▸ **Work required**
Please give the data below again in full, exactly as it stands.

-- begin --

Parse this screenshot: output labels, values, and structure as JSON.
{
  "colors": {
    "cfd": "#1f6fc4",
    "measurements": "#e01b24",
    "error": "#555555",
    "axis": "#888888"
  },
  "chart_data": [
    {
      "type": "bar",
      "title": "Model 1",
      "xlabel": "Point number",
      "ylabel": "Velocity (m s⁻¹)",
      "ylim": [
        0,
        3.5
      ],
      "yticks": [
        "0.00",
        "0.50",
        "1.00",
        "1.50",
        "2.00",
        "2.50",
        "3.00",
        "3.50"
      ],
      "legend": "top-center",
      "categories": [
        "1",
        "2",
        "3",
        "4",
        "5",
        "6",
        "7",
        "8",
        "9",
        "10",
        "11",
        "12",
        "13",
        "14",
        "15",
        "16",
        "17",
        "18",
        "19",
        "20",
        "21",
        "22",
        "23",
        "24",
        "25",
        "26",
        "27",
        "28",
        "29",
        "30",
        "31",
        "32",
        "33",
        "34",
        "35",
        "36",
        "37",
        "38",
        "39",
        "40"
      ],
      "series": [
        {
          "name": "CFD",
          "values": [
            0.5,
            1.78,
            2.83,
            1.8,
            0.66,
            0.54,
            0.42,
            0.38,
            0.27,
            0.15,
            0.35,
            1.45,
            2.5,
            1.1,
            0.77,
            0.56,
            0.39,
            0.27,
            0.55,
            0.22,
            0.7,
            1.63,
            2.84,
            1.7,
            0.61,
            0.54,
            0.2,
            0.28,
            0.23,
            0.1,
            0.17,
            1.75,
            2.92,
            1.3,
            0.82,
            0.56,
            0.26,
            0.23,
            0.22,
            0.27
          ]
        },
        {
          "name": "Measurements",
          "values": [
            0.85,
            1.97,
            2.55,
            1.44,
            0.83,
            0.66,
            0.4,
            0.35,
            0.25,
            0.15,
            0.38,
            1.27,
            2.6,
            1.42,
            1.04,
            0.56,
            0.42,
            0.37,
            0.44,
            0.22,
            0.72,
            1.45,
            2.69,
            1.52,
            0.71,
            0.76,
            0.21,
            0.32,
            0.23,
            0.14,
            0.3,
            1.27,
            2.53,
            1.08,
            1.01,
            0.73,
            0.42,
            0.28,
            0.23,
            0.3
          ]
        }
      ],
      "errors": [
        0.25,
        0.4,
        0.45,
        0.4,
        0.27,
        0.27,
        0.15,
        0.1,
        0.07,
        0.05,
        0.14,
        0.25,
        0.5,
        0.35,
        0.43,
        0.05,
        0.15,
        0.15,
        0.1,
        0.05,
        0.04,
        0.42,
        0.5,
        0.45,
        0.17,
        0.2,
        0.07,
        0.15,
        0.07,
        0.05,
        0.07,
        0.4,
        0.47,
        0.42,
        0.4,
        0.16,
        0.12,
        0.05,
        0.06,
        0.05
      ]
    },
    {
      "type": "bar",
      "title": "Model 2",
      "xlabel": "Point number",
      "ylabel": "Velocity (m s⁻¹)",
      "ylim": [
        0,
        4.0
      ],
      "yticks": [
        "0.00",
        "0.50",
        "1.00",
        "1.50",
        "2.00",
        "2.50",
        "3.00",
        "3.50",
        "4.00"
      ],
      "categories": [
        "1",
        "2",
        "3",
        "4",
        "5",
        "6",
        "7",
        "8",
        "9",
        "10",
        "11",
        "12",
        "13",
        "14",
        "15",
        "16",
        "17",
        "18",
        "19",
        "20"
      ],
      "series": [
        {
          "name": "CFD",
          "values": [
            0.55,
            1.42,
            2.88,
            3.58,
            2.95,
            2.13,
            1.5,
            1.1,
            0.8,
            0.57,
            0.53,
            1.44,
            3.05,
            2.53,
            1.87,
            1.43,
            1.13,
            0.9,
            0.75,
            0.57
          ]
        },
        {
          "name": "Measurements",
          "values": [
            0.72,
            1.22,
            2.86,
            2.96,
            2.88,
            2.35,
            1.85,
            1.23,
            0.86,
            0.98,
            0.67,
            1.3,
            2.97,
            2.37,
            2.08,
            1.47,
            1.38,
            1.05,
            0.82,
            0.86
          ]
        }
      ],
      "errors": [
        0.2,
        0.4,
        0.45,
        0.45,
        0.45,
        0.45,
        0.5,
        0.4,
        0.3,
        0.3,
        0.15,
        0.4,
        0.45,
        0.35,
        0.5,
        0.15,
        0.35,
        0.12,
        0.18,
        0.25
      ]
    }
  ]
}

-- end --

▸ **Response below**
Parse this screenshot: output labels, values, and structure as JSON.
{
  "colors": {
    "cfd": "#1f6fc4",
    "measurements": "#e01b24",
    "error": "#555555",
    "axis": "#888888"
  },
  "chart_data": [
    {
      "type": "bar",
      "title": "Model 1",
      "xlabel": "Point number",
      "ylabel": "Velocity (m s⁻¹)",
      "ylim": [
        0,
        3.5
      ],
      "yticks": [
        "0.00",
        "0.50",
        "1.00",
        "1.50",
        "2.00",
        "2.50",
        "3.00",
        "3.50"
      ],
      "legend": "top-center",
      "categories": [
        "1",
        "2",
        "3",
        "4",
        "5",
        "6",
        "7",
        "8",
        "9",
        "10",
        "11",
        "12",
        "13",
        "14",
        "15",
        "16",
        "17",
        "18",
        "19",
        "20",
        "21",
        "22",
        "23",
        "24",
        "25",
        "26",
        "27",
        "28",
        "29",
        "30",
        "31",
        "32",
        "33",
        "34",
        "35",
        "36",
        "37",
        "38",
        "39",
        "40"
      ],
      "series": [
        {
          "name": "CFD",
          "values": [
            0.5,
            1.78,
            2.83,
            1.8,
            0.66,
            0.54,
            0.42,
            0.38,
            0.27,
            0.15,
            0.35,
            1.45,
            2.5,
            1.1,
            0.77,
            0.56,
            0.39,
            0.27,
            0.55,
            0.22,
            0.7,
            1.63,
            2.84,
            1.7,
            0.61,
            0.54,
            0.2,
            0.28,
            0.23,
            0.1,
            0.17,
            1.75,
            2.92,
            1.3,
            0.82,
            0.56,
            0.26,
            0.23,
            0.22,
            0.27
          ]
        },
        {
          "name": "Measurements",
          "values": [
            0.85,
            1.97,
            2.55,
            1.44,
            0.83,
            0.66,
            0.4,
            0.35,
            0.25,
            0.15,
            0.38,
            1.27,
            2.6,
            1.42,
            1.04,
            0.56,
            0.42,
            0.37,
            0.44,
            0.22,
            0.72,
            1.45,
            2.69,
            1.52,
            0.71,
            0.76,
            0.21,
            0.32,
            0.23,
            0.14,
            0.3,
            1.27,
            2.53,
            1.08,
            1.01,
            0.73,
            0.42,
            0.28,
            0.23,
            0.3
          ]
        }
      ],
      "errors": [
        0.25,
        0.4,
        0.45,
        0.4,
        0.27,
        0.27,
        0.15,
        0.1,
        0.07,
        0.05,
        0.14,
        0.25,
        0.5,
        0.35,
        0.43,
        0.05,
        0.15,
        0.15,
        0.1,
        0.05,
        0.04,
        0.42,
        0.5,
        0.45,
        0.17,
        0.2,
        0.07,
        0.15,
        0.07,
        0.05,
        0.07,
        0.4,
        0.47,
        0.42,
        0.4,
        0.16,
        0.12,
        0.05,
        0.06,
        0.05
      ]
    },
    {
      "type": "bar",
      "title": "Model 2",
      "xlabel": "Point number",
      "ylabel": "Velocity (m s⁻¹)",
      "ylim": [
        0,
        4.0
      ],
      "yticks": [
        "0.00",
        "0.50",
        "1.00",
        "1.50",
        "2.00",
        "2.50",
        "3.00",
        "3.50",
        "4.00"
      ],
      "categories": [
        "1",
        "2",
        "3",
        "4",
        "5",
        "6",
        "7",
        "8",
        "9",
        "10",
        "11",
        "12",
        "13",
        "14",
        "15",
        "16",
        "17",
        "18",
        "19",
        "20"
      ],
      "series": [
        {
          "name": "CFD",
          "values": [
            0.55,
            1.42,
            2.88,
            3.58,
            2.95,
            2.13,
            1.5,
            1.1,
            0.8,
            0.57,
            0.53,
            1.44,
            3.05,
            2.53,
            1.87,
            1.43,
            1.13,
            0.9,
            0.75,
            0.57
          ]
        },
        {
          "name": "Measurements",
          "values": [
            0.72,
            1.22,
            2.86,
            2.96,
            2.88,
            2.35,
            1.85,
            1.23,
            0.86,
            0.98,
            0.67,
            1.3,
            2.97,
            2.37,
            2.08,
            1.47,
            1.38,
            1.05,
            0.82,
            0.86
          ]
        }
      ],
      "errors": [
        0.2,
        0.4,
        0.45,
        0.45,
        0.45,
        0.45,
        0.5,
        0.4,
        0.3,
        0.3,
        0.15,
        0.4,
        0.45,
        0.35,
        0.5,
        0.15,
        0.35,
        0.12,
        0.18,
        0.25
      ]
    }
  ]
}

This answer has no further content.